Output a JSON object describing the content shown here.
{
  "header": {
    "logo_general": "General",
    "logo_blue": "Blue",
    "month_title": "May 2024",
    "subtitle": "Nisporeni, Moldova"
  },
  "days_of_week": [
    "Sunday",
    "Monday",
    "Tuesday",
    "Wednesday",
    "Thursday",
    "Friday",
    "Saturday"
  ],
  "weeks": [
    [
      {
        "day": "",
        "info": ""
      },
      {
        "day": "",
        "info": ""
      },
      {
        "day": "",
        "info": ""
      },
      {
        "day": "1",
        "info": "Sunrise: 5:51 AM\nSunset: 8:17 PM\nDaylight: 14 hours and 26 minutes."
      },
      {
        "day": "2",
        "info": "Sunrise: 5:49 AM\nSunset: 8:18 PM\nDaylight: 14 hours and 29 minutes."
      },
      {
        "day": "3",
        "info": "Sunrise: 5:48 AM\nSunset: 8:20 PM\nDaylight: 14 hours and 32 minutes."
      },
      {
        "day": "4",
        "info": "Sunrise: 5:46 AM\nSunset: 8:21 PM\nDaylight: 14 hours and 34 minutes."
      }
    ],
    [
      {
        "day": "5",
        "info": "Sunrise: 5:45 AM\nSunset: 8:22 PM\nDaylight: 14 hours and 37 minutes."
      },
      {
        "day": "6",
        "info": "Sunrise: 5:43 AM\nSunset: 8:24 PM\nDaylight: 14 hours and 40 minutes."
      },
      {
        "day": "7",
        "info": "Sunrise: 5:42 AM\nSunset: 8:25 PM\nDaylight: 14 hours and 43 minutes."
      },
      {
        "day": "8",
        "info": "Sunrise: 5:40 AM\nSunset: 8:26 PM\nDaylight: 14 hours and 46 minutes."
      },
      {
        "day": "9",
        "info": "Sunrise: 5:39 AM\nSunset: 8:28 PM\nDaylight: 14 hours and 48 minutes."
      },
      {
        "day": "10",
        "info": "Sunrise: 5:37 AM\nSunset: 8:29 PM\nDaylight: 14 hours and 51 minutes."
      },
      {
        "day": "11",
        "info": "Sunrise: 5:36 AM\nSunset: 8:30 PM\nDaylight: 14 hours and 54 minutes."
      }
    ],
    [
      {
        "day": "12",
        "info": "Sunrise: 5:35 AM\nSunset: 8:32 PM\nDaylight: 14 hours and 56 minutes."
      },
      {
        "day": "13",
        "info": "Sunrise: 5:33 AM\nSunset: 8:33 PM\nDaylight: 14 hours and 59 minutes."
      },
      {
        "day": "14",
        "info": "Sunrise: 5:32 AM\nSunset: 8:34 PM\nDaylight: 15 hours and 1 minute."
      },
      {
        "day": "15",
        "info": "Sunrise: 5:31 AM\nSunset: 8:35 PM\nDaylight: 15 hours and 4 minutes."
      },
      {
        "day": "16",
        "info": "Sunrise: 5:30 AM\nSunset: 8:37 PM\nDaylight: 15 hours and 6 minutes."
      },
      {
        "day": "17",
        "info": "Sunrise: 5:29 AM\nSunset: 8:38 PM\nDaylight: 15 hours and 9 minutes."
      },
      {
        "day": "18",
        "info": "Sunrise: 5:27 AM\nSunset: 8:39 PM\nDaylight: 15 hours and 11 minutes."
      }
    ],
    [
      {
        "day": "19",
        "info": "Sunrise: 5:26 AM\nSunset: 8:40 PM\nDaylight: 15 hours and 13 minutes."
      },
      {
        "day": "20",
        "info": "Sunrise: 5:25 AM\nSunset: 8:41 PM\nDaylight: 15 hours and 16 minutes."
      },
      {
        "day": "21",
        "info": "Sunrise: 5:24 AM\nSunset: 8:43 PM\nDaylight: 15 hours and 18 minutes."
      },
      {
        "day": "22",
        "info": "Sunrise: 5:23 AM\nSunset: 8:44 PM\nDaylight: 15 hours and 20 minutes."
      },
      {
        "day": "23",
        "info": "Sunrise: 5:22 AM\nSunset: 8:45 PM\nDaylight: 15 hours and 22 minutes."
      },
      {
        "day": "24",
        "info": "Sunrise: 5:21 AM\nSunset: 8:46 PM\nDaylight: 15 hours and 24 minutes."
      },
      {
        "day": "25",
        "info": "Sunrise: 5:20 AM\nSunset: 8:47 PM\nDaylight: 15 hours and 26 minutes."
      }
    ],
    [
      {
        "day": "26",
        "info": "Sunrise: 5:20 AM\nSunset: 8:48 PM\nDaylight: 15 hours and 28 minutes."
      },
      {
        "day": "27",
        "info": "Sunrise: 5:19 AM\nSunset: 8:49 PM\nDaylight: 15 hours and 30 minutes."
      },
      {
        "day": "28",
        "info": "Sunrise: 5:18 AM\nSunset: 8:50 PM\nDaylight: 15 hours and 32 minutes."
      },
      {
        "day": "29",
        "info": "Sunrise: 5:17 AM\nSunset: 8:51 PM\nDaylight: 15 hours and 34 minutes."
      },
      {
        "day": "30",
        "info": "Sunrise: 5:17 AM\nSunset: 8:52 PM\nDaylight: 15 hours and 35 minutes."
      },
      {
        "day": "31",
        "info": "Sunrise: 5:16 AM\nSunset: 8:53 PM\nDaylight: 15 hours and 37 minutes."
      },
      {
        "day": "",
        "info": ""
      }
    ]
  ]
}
_ _ _ _
■ Task
Above are the records; copy all of them exactly.

■ Worked answer
Output a JSON object describing the content shown here.
{
  "header": {
    "logo_general": "General",
    "logo_blue": "Blue",
    "month_title": "May 2024",
    "subtitle": "Nisporeni, Moldova"
  },
  "days_of_week": [
    "Sunday",
    "Monday",
    "Tuesday",
    "Wednesday",
    "Thursday",
    "Friday",
    "Saturday"
  ],
  "weeks": [
    [
      {
        "day": "",
        "info": ""
      },
      {
        "day": "",
        "info": ""
      },
      {
        "day": "",
        "info": ""
      },
      {
        "day": "1",
        "info": "Sunrise: 5:51 AM\nSunset: 8:17 PM\nDaylight: 14 hours and 26 minutes."
      },
      {
        "day": "2",
        "info": "Sunrise: 5:49 AM\nSunset: 8:18 PM\nDaylight: 14 hours and 29 minutes."
      },
      {
        "day": "3",
        "info": "Sunrise: 5:48 AM\nSunset: 8:20 PM\nDaylight: 14 hours and 32 minutes."
      },
      {
        "day": "4",
        "info": "Sunrise: 5:46 AM\nSunset: 8:21 PM\nDaylight: 14 hours and 34 minutes."
      }
    ],
    [
      {
        "day": "5",
        "info": "Sunrise: 5:45 AM\nSunset: 8:22 PM\nDaylight: 14 hours and 37 minutes."
      },
      {
        "day": "6",
        "info": "Sunrise: 5:43 AM\nSunset: 8:24 PM\nDaylight: 14 hours and 40 minutes."
      },
      {
        "day": "7",
        "info": "Sunrise: 5:42 AM\nSunset: 8:25 PM\nDaylight: 14 hours and 43 minutes."
      },
      {
        "day": "8",
        "info": "Sunrise: 5:40 AM\nSunset: 8:26 PM\nDaylight: 14 hours and 46 minutes."
      },
      {
        "day": "9",
        "info": "Sunrise: 5:39 AM\nSunset: 8:28 PM\nDaylight: 14 hours and 48 minutes."
      },
      {
        "day": "10",
        "info": "Sunrise: 5:37 AM\nSunset: 8:29 PM\nDaylight: 14 hours and 51 minutes."
      },
      {
        "day": "11",
        "info": "Sunrise: 5:36 AM\nSunset: 8:30 PM\nDaylight: 14 hours and 54 minutes."
      }
    ],
    [
      {
        "day": "12",
        "info": "Sunrise: 5:35 AM\nSunset: 8:32 PM\nDaylight: 14 hours and 56 minutes."
      },
      {
        "day": "13",
        "info": "Sunrise: 5:33 AM\nSunset: 8:33 PM\nDaylight: 14 hours and 59 minutes."
      },
      {
        "day": "14",
        "info": "Sunrise: 5:32 AM\nSunset: 8:34 PM\nDaylight: 15 hours and 1 minute."
      },
      {
        "day": "15",
        "info": "Sunrise: 5:31 AM\nSunset: 8:35 PM\nDaylight: 15 hours and 4 minutes."
      },
      {
        "day": "16",
        "info": "Sunrise: 5:30 AM\nSunset: 8:37 PM\nDaylight: 15 hours and 6 minutes."
      },
      {
        "day": "17",
        "info": "Sunrise: 5:29 AM\nSunset: 8:38 PM\nDaylight: 15 hours and 9 minutes."
      },
      {
        "day": "18",
        "info": "Sunrise: 5:27 AM\nSunset: 8:39 PM\nDaylight: 15 hours and 11 minutes."
      }
    ],
    [
      {
        "day": "19",
        "info": "Sunrise: 5:26 AM\nSunset: 8:40 PM\nDaylight: 15 hours and 13 minutes."
      },
      {
        "day": "20",
        "info": "Sunrise: 5:25 AM\nSunset: 8:41 PM\nDaylight: 15 hours and 16 minutes."
      },
      {
        "day": "21",
        "info": "Sunrise: 5:24 AM\nSunset: 8:43 PM\nDaylight: 15 hours and 18 minutes."
      },
      {
        "day": "22",
        "info": "Sunrise: 5:23 AM\nSunset: 8:44 PM\nDaylight: 15 hours and 20 minutes."
      },
      {
        "day": "23",
        "info": "Sunrise: 5:22 AM\nSunset: 8:45 PM\nDaylight: 15 hours and 22 minutes."
      },
      {
        "day": "24",
        "info": "Sunrise: 5:21 AM\nSunset: 8:46 PM\nDaylight: 15 hours and 24 minutes."
      },
      {
        "day": "25",
        "info": "Sunrise: 5:20 AM\nSunset: 8:47 PM\nDaylight: 15 hours and 26 minutes."
      }
    ],
    [
      {
        "day": "26",
        "info": "Sunrise: 5:20 AM\nSunset: 8:48 PM\nDaylight: 15 hours and 28 minutes."
      },
      {
        "day": "27",
        "info": "Sunrise: 5:19 AM\nSunset: 8:49 PM\nDaylight: 15 hours and 30 minutes."
      },
      {
        "day": "28",
        "info": "Sunrise: 5:18 AM\nSunset: 8:50 PM\nDaylight: 15 hours and 32 minutes."
      },
      {
        "day": "29",
        "info": "Sunrise: 5:17 AM\nSunset: 8:51 PM\nDaylight: 15 hours and 34 minutes."
      },
      {
        "day": "30",
        "info": "Sunrise: 5:17 AM\nSunset: 8:52 PM\nDaylight: 15 hours and 35 minutes."
      },
      {
        "day": "31",
        "info": "Sunrise: 5:16 AM\nSunset: 8:53 PM\nDaylight: 15 hours and 37 minutes."
      },
      {
        "day": "",
        "info": ""
      }
    ]
  ]
}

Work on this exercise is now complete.